---------- Exercise materials

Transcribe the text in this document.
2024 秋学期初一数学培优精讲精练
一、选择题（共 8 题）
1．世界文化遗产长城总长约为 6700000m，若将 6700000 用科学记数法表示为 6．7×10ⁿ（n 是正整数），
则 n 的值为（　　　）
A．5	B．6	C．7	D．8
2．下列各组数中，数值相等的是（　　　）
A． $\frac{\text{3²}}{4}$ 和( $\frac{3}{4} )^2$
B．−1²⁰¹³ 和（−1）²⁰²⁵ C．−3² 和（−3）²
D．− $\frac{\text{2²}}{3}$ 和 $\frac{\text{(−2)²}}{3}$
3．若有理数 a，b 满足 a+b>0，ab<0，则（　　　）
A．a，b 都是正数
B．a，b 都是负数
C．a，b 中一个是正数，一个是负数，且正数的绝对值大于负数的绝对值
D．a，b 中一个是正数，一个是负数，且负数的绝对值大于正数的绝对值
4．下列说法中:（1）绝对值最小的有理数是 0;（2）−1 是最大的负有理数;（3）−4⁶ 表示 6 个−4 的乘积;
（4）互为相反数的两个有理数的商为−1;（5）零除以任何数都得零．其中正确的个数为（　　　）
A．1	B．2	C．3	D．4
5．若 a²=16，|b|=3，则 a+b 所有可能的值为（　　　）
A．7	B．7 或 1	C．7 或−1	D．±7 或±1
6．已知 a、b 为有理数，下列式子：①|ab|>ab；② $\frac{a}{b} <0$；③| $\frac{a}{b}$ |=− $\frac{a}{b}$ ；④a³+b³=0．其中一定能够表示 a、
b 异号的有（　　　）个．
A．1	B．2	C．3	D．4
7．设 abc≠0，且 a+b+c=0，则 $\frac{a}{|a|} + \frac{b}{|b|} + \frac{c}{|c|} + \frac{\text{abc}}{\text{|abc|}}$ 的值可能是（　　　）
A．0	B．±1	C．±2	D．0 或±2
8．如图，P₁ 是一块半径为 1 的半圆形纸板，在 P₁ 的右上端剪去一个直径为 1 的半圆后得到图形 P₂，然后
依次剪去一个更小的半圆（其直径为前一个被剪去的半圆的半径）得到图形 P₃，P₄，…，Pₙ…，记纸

--------------------

**Exercise task**:
From the data above, copy out every line with the string "text" in it.

**Complete output**:
Transcribe the text in this document.
A． $\frac{\text{3²}}{4}$ 和( $\frac{3}{4} )^2$
D．− $\frac{\text{2²}}{3}$ 和 $\frac{\text{(−2)²}}{3}$
7．设 abc≠0，且 a+b+c=0，则 $\frac{a}{|a|} + \frac{b}{|b|} + \frac{c}{|c|} + \frac{\text{abc}}{\text{|abc|}}$ 的值可能是（　　　）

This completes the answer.